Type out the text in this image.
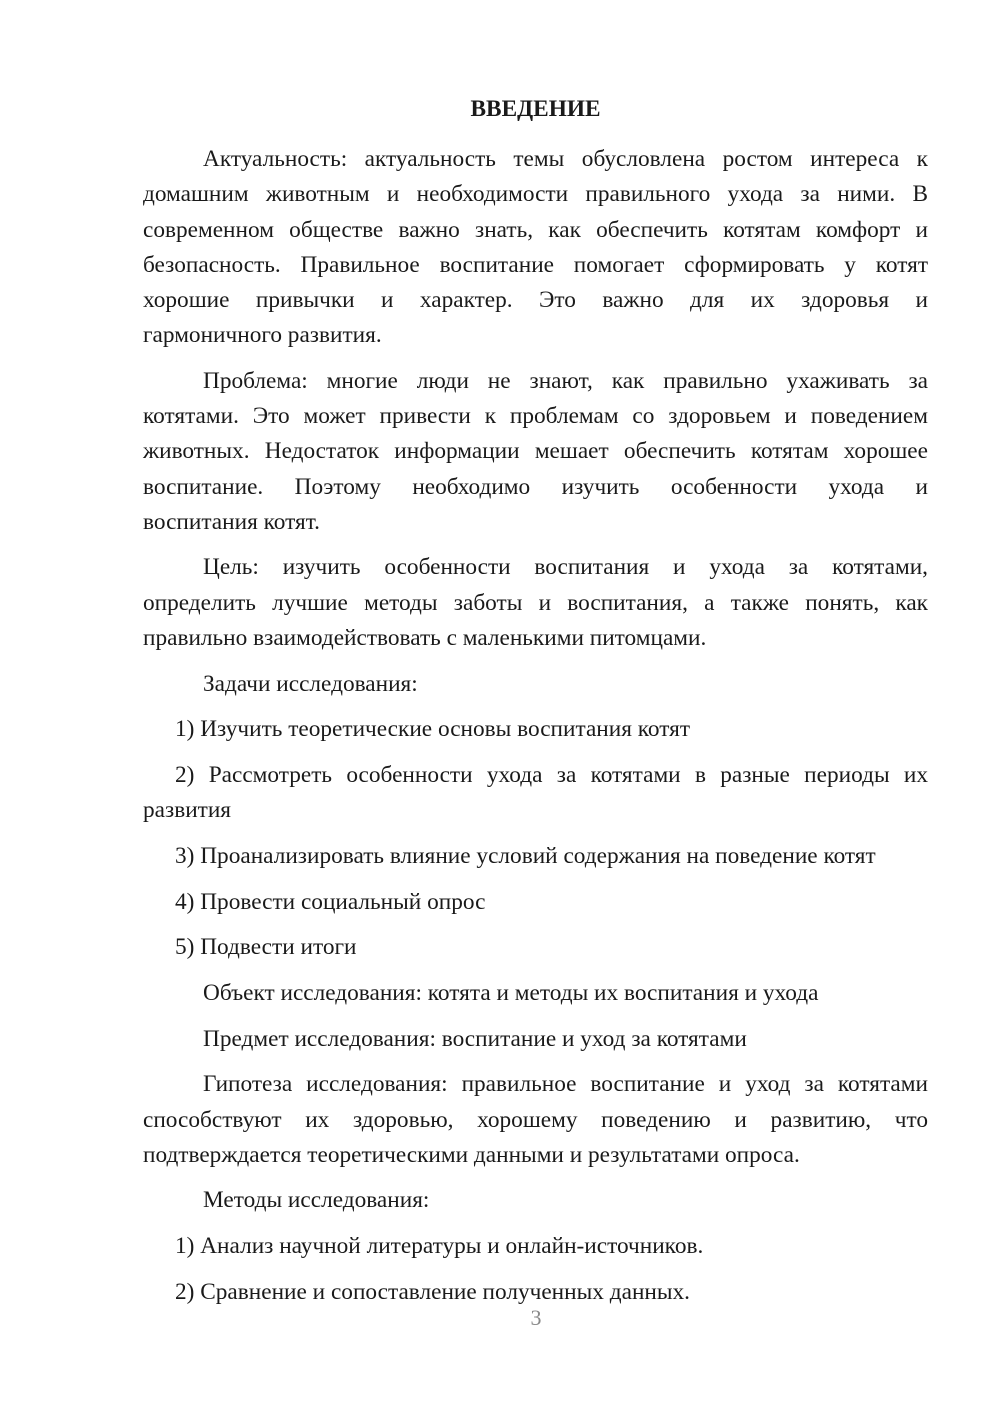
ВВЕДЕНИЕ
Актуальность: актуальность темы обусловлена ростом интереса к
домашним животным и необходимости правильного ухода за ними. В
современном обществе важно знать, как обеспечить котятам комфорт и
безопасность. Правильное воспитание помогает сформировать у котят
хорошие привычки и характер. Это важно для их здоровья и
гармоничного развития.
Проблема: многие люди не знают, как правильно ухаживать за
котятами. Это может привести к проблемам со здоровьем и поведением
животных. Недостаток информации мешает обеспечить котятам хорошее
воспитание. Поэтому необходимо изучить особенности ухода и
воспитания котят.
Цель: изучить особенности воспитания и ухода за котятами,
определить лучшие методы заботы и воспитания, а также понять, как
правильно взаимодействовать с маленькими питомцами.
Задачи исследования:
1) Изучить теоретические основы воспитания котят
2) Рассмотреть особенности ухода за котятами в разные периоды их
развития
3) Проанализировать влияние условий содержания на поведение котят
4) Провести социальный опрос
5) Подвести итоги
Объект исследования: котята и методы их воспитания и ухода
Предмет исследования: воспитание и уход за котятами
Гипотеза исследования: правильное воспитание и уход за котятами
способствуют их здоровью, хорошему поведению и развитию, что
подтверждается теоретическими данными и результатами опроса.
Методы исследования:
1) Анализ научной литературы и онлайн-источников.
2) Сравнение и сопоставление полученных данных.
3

* * *

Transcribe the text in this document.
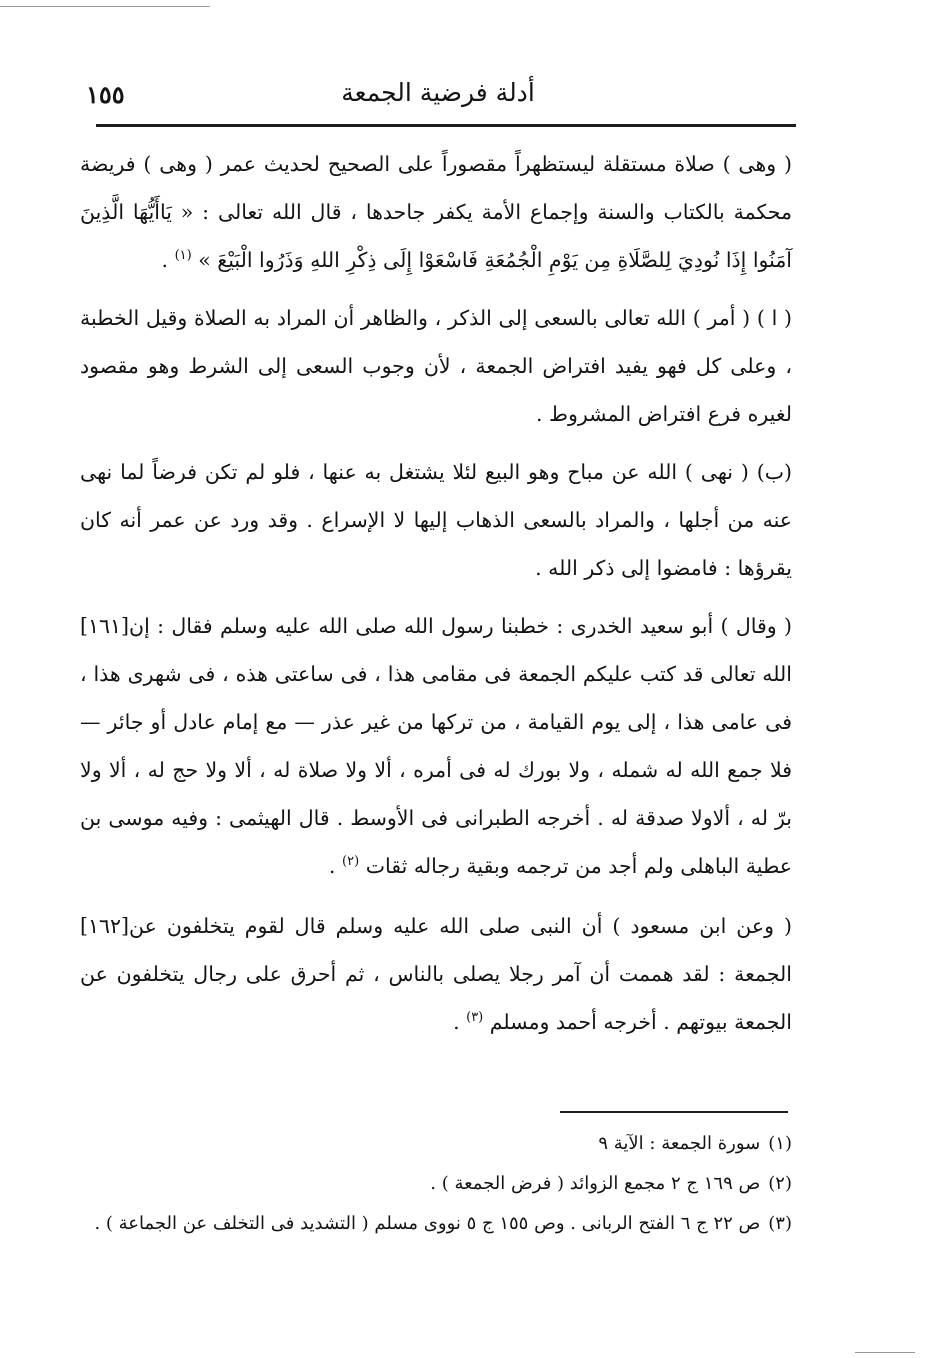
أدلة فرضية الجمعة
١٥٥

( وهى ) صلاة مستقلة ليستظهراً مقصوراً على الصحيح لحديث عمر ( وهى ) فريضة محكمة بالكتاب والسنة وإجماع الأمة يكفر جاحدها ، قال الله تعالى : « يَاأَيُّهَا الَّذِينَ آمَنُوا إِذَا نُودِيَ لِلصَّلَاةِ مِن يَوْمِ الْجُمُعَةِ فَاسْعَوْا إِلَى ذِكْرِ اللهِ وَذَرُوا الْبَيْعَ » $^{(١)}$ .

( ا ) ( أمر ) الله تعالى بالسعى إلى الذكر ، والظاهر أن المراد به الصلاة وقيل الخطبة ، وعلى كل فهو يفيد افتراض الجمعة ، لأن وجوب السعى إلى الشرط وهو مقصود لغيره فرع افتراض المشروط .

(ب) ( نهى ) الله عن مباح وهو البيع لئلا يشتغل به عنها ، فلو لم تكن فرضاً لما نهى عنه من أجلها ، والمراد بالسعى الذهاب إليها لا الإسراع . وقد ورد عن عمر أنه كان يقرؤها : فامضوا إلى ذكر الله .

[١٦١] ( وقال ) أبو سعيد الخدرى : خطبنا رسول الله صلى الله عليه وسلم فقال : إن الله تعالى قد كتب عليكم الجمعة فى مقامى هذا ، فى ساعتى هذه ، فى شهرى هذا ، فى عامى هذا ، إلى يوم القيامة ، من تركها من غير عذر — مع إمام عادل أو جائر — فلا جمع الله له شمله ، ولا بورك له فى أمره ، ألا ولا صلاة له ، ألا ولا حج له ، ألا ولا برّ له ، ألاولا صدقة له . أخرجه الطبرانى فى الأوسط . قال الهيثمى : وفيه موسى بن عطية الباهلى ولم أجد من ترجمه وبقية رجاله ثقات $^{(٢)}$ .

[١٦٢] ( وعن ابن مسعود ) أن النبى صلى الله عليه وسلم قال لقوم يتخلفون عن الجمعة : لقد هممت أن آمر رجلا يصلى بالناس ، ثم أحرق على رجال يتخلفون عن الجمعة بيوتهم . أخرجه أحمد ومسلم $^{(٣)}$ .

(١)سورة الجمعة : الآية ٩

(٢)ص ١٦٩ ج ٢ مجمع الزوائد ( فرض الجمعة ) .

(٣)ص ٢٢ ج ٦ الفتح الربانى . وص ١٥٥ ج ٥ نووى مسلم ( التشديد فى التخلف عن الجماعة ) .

Aim:
In the data above, how many lines contain the string "воспитания"? Answer with the number only.

Exercise answer:
5